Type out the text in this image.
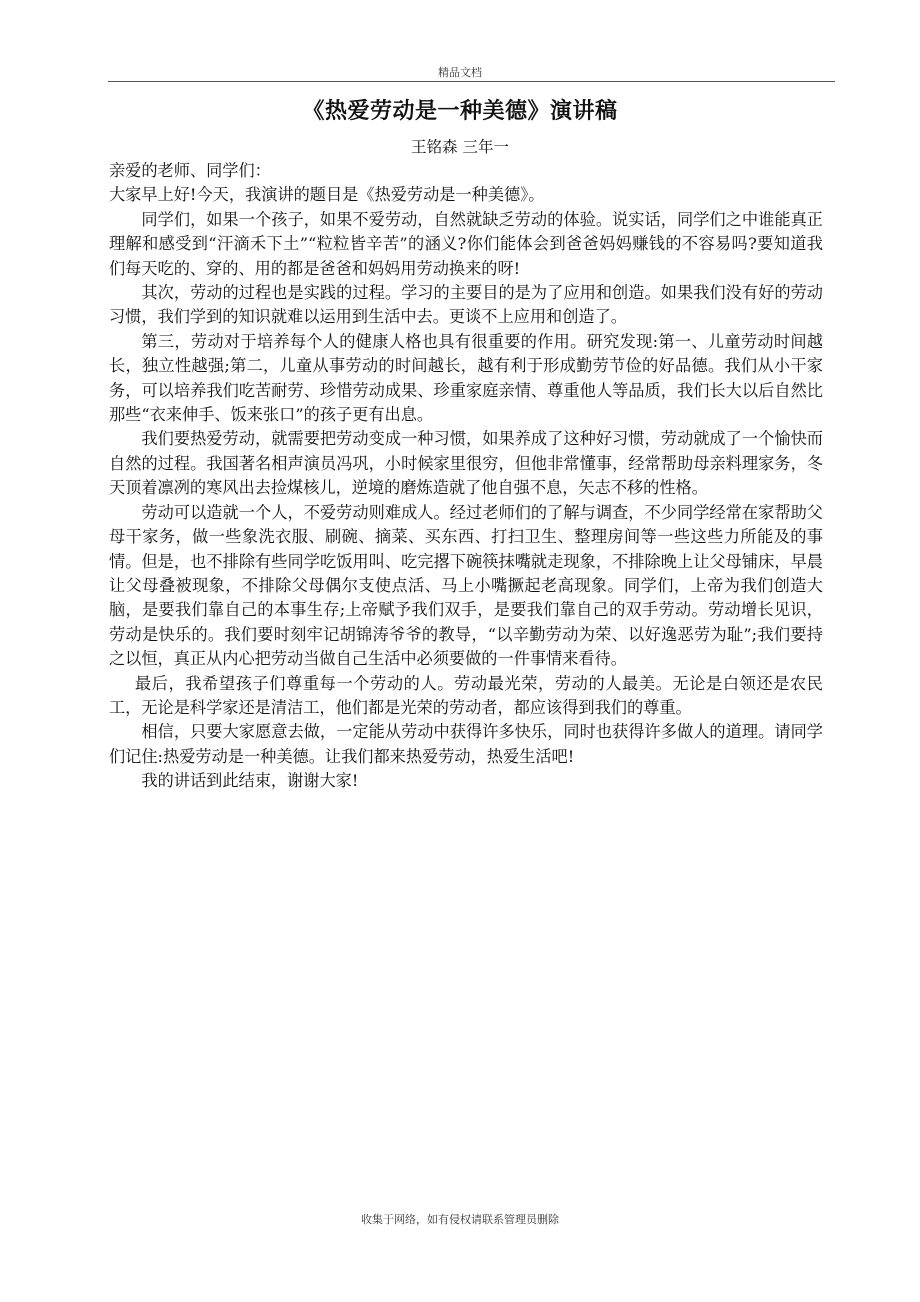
精品文档
《热爱劳动是一种美德》演讲稿
王铭森 三年一

亲爱的老师、同学们：

大家早上好!今天，我演讲的题目是《热爱劳动是一种美德》。

同学们，如果一个孩子，如果不爱劳动，自然就缺乏劳动的体验。说实话，同学们之中谁能真正理解和感受到“汗滴禾下土”“粒粒皆辛苦”的涵义?你们能体会到爸爸妈妈赚钱的不容易吗?要知道我们每天吃的、穿的、用的都是爸爸和妈妈用劳动换来的呀!

其次，劳动的过程也是实践的过程。学习的主要目的是为了应用和创造。如果我们没有好的劳动习惯，我们学到的知识就难以运用到生活中去。更谈不上应用和创造了。

第三，劳动对于培养每个人的健康人格也具有很重要的作用。研究发现:第一、儿童劳动时间越长，独立性越强;第二，儿童从事劳动的时间越长，越有利于形成勤劳节俭的好品德。我们从小干家务，可以培养我们吃苦耐劳、珍惜劳动成果、珍重家庭亲情、尊重他人等品质，我们长大以后自然比那些“衣来伸手、饭来张口”的孩子更有出息。

我们要热爱劳动，就需要把劳动变成一种习惯，如果养成了这种好习惯，劳动就成了一个愉快而自然的过程。我国著名相声演员冯巩，小时候家里很穷，但他非常懂事，经常帮助母亲料理家务，冬天顶着凛冽的寒风出去捡煤核儿，逆境的磨炼造就了他自强不息，矢志不移的性格。

劳动可以造就一个人，不爱劳动则难成人。经过老师们的了解与调查，不少同学经常在家帮助父母干家务，做一些象洗衣服、刷碗、摘菜、买东西、打扫卫生、整理房间等一些这些力所能及的事情。但是，也不排除有些同学吃饭用叫、吃完撂下碗筷抹嘴就走现象，不排除晚上让父母铺床，早晨让父母叠被现象，不排除父母偶尔支使点活、马上小嘴撅起老高现象。同学们，上帝为我们创造大脑，是要我们靠自己的本事生存;上帝赋予我们双手，是要我们靠自己的双手劳动。劳动增长见识，劳动是快乐的。我们要时刻牢记胡锦涛爷爷的教导，“以辛勤劳动为荣、以好逸恶劳为耻”;我们要持之以恒，真正从内心把劳动当做自己生活中必须要做的一件事情来看待。

最后，我希望孩子们尊重每一个劳动的人。劳动最光荣，劳动的人最美。无论是白领还是农民工，无论是科学家还是清洁工，他们都是光荣的劳动者，都应该得到我们的尊重。

相信，只要大家愿意去做，一定能从劳动中获得许多快乐，同时也获得许多做人的道理。请同学们记住:热爱劳动是一种美德。让我们都来热爱劳动，热爱生活吧!

我的讲话到此结束，谢谢大家!

收集于网络，如有侵权请联系管理员删除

Job:
Copy each line in full and exactly, omitting any picture.

Task solution:
Type out the text in this image.
精品文档
《热爱劳动是一种美德》演讲稿
王铭森 三年一

亲爱的老师、同学们：

大家早上好!今天，我演讲的题目是《热爱劳动是一种美德》。

同学们，如果一个孩子，如果不爱劳动，自然就缺乏劳动的体验。说实话，同学们之中谁能真正理解和感受到“汗滴禾下土”“粒粒皆辛苦”的涵义?你们能体会到爸爸妈妈赚钱的不容易吗?要知道我们每天吃的、穿的、用的都是爸爸和妈妈用劳动换来的呀!

其次，劳动的过程也是实践的过程。学习的主要目的是为了应用和创造。如果我们没有好的劳动习惯，我们学到的知识就难以运用到生活中去。更谈不上应用和创造了。

第三，劳动对于培养每个人的健康人格也具有很重要的作用。研究发现:第一、儿童劳动时间越长，独立性越强;第二，儿童从事劳动的时间越长，越有利于形成勤劳节俭的好品德。我们从小干家务，可以培养我们吃苦耐劳、珍惜劳动成果、珍重家庭亲情、尊重他人等品质，我们长大以后自然比那些“衣来伸手、饭来张口”的孩子更有出息。

我们要热爱劳动，就需要把劳动变成一种习惯，如果养成了这种好习惯，劳动就成了一个愉快而自然的过程。我国著名相声演员冯巩，小时候家里很穷，但他非常懂事，经常帮助母亲料理家务，冬天顶着凛冽的寒风出去捡煤核儿，逆境的磨炼造就了他自强不息，矢志不移的性格。

劳动可以造就一个人，不爱劳动则难成人。经过老师们的了解与调查，不少同学经常在家帮助父母干家务，做一些象洗衣服、刷碗、摘菜、买东西、打扫卫生、整理房间等一些这些力所能及的事情。但是，也不排除有些同学吃饭用叫、吃完撂下碗筷抹嘴就走现象，不排除晚上让父母铺床，早晨让父母叠被现象，不排除父母偶尔支使点活、马上小嘴撅起老高现象。同学们，上帝为我们创造大脑，是要我们靠自己的本事生存;上帝赋予我们双手，是要我们靠自己的双手劳动。劳动增长见识，劳动是快乐的。我们要时刻牢记胡锦涛爷爷的教导，“以辛勤劳动为荣、以好逸恶劳为耻”;我们要持之以恒，真正从内心把劳动当做自己生活中必须要做的一件事情来看待。

最后，我希望孩子们尊重每一个劳动的人。劳动最光荣，劳动的人最美。无论是白领还是农民工，无论是科学家还是清洁工，他们都是光荣的劳动者，都应该得到我们的尊重。

相信，只要大家愿意去做，一定能从劳动中获得许多快乐，同时也获得许多做人的道理。请同学们记住:热爱劳动是一种美德。让我们都来热爱劳动，热爱生活吧!

我的讲话到此结束，谢谢大家!

收集于网络，如有侵权请联系管理员删除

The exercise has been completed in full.